START Information supplied
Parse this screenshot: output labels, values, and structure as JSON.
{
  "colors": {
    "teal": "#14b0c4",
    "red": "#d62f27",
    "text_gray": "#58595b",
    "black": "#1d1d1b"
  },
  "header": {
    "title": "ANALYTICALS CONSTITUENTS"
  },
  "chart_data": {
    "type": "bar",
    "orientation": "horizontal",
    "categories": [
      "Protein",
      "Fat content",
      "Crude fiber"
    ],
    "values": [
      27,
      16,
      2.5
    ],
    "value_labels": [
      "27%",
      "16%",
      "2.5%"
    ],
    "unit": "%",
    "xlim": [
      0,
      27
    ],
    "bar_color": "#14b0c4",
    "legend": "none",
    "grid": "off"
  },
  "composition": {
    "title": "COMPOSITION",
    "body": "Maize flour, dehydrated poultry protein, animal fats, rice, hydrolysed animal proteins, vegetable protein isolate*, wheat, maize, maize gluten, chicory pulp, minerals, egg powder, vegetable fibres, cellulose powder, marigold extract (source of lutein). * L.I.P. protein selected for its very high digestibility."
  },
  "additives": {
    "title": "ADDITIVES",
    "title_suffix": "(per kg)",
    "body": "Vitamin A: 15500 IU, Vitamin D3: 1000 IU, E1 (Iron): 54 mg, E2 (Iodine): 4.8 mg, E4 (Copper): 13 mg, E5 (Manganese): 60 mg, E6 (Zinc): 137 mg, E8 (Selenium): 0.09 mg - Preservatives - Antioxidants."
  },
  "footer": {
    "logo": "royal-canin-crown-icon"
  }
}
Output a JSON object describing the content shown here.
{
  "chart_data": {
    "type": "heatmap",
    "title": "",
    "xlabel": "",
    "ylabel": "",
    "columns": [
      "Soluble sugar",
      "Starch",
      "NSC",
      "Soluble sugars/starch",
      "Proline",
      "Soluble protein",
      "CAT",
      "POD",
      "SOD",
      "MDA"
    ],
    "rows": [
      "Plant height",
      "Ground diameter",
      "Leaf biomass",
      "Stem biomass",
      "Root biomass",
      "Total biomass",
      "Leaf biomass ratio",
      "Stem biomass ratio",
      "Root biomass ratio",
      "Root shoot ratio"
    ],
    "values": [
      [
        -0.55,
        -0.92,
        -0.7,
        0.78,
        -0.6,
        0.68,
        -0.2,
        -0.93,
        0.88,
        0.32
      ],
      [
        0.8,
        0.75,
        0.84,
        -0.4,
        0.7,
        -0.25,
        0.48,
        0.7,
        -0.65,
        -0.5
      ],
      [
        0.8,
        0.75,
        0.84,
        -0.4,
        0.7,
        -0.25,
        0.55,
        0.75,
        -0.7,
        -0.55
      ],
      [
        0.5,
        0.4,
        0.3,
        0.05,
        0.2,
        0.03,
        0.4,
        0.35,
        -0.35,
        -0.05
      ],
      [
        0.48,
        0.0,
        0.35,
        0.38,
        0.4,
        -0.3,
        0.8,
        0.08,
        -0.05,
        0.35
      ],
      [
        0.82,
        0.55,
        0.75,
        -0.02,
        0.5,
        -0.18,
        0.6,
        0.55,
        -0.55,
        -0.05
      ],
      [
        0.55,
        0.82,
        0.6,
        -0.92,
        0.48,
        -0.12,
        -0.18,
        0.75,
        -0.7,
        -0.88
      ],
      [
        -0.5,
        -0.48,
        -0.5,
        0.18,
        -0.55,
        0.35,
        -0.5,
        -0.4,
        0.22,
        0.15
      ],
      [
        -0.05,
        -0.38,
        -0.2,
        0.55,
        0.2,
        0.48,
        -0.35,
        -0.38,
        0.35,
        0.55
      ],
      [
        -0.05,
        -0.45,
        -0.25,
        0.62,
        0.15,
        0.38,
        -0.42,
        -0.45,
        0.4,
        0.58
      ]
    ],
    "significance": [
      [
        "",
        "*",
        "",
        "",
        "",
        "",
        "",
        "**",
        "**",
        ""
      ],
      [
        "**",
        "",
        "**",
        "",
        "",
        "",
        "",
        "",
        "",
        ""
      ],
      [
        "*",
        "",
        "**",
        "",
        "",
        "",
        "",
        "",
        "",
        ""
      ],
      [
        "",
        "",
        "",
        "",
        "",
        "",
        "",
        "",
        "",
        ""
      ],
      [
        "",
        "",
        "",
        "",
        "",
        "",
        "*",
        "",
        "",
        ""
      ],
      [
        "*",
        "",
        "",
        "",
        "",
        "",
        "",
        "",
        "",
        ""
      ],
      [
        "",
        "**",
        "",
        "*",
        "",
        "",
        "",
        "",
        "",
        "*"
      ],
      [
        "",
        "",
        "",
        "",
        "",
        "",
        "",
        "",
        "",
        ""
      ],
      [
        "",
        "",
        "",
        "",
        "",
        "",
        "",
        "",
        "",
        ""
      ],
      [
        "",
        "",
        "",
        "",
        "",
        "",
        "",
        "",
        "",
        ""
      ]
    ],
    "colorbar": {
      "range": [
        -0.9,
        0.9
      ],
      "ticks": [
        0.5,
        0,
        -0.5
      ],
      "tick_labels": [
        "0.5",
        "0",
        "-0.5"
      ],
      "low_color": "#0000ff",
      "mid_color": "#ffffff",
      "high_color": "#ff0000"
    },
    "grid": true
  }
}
END Information supplied
What you will do: Give the records above again, word for word.

The completed task:
Parse this screenshot: output labels, values, and structure as JSON.
{
  "colors": {
    "teal": "#14b0c4",
    "red": "#d62f27",
    "text_gray": "#58595b",
    "black": "#1d1d1b"
  },
  "header": {
    "title": "ANALYTICALS CONSTITUENTS"
  },
  "chart_data": {
    "type": "bar",
    "orientation": "horizontal",
    "categories": [
      "Protein",
      "Fat content",
      "Crude fiber"
    ],
    "values": [
      27,
      16,
      2.5
    ],
    "value_labels": [
      "27%",
      "16%",
      "2.5%"
    ],
    "unit": "%",
    "xlim": [
      0,
      27
    ],
    "bar_color": "#14b0c4",
    "legend": "none",
    "grid": "off"
  },
  "composition": {
    "title": "COMPOSITION",
    "body": "Maize flour, dehydrated poultry protein, animal fats, rice, hydrolysed animal proteins, vegetable protein isolate*, wheat, maize, maize gluten, chicory pulp, minerals, egg powder, vegetable fibres, cellulose powder, marigold extract (source of lutein). * L.I.P. protein selected for its very high digestibility."
  },
  "additives": {
    "title": "ADDITIVES",
    "title_suffix": "(per kg)",
    "body": "Vitamin A: 15500 IU, Vitamin D3: 1000 IU, E1 (Iron): 54 mg, E2 (Iodine): 4.8 mg, E4 (Copper): 13 mg, E5 (Manganese): 60 mg, E6 (Zinc): 137 mg, E8 (Selenium): 0.09 mg - Preservatives - Antioxidants."
  },
  "footer": {
    "logo": "royal-canin-crown-icon"
  }
}
Output a JSON object describing the content shown here.
{
  "chart_data": {
    "type": "heatmap",
    "title": "",
    "xlabel": "",
    "ylabel": "",
    "columns": [
      "Soluble sugar",
      "Starch",
      "NSC",
      "Soluble sugars/starch",
      "Proline",
      "Soluble protein",
      "CAT",
      "POD",
      "SOD",
      "MDA"
    ],
    "rows": [
      "Plant height",
      "Ground diameter",
      "Leaf biomass",
      "Stem biomass",
      "Root biomass",
      "Total biomass",
      "Leaf biomass ratio",
      "Stem biomass ratio",
      "Root biomass ratio",
      "Root shoot ratio"
    ],
    "values": [
      [
        -0.55,
        -0.92,
        -0.7,
        0.78,
        -0.6,
        0.68,
        -0.2,
        -0.93,
        0.88,
        0.32
      ],
      [
        0.8,
        0.75,
        0.84,
        -0.4,
        0.7,
        -0.25,
        0.48,
        0.7,
        -0.65,
        -0.5
      ],
      [
        0.8,
        0.75,
        0.84,
        -0.4,
        0.7,
        -0.25,
        0.55,
        0.75,
        -0.7,
        -0.55
      ],
      [
        0.5,
        0.4,
        0.3,
        0.05,
        0.2,
        0.03,
        0.4,
        0.35,
        -0.35,
        -0.05
      ],
      [
        0.48,
        0.0,
        0.35,
        0.38,
        0.4,
        -0.3,
        0.8,
        0.08,
        -0.05,
        0.35
      ],
      [
        0.82,
        0.55,
        0.75,
        -0.02,
        0.5,
        -0.18,
        0.6,
        0.55,
        -0.55,
        -0.05
      ],
      [
        0.55,
        0.82,
        0.6,
        -0.92,
        0.48,
        -0.12,
        -0.18,
        0.75,
        -0.7,
        -0.88
      ],
      [
        -0.5,
        -0.48,
        -0.5,
        0.18,
        -0.55,
        0.35,
        -0.5,
        -0.4,
        0.22,
        0.15
      ],
      [
        -0.05,
        -0.38,
        -0.2,
        0.55,
        0.2,
        0.48,
        -0.35,
        -0.38,
        0.35,
        0.55
      ],
      [
        -0.05,
        -0.45,
        -0.25,
        0.62,
        0.15,
        0.38,
        -0.42,
        -0.45,
        0.4,
        0.58
      ]
    ],
    "significance": [
      [
        "",
        "*",
        "",
        "",
        "",
        "",
        "",
        "**",
        "**",
        ""
      ],
      [
        "**",
        "",
        "**",
        "",
        "",
        "",
        "",
        "",
        "",
        ""
      ],
      [
        "*",
        "",
        "**",
        "",
        "",
        "",
        "",
        "",
        "",
        ""
      ],
      [
        "",
        "",
        "",
        "",
        "",
        "",
        "",
        "",
        "",
        ""
      ],
      [
        "",
        "",
        "",
        "",
        "",
        "",
        "*",
        "",
        "",
        ""
      ],
      [
        "*",
        "",
        "",
        "",
        "",
        "",
        "",
        "",
        "",
        ""
      ],
      [
        "",
        "**",
        "",
        "*",
        "",
        "",
        "",
        "",
        "",
        "*"
      ],
      [
        "",
        "",
        "",
        "",
        "",
        "",
        "",
        "",
        "",
        ""
      ],
      [
        "",
        "",
        "",
        "",
        "",
        "",
        "",
        "",
        "",
        ""
      ],
      [
        "",
        "",
        "",
        "",
        "",
        "",
        "",
        "",
        "",
        ""
      ]
    ],
    "colorbar": {
      "range": [
        -0.9,
        0.9
      ],
      "ticks": [
        0.5,
        0,
        -0.5
      ],
      "tick_labels": [
        "0.5",
        "0",
        "-0.5"
      ],
      "low_color": "#0000ff",
      "mid_color": "#ffffff",
      "high_color": "#ff0000"
    },
    "grid": true
  }
}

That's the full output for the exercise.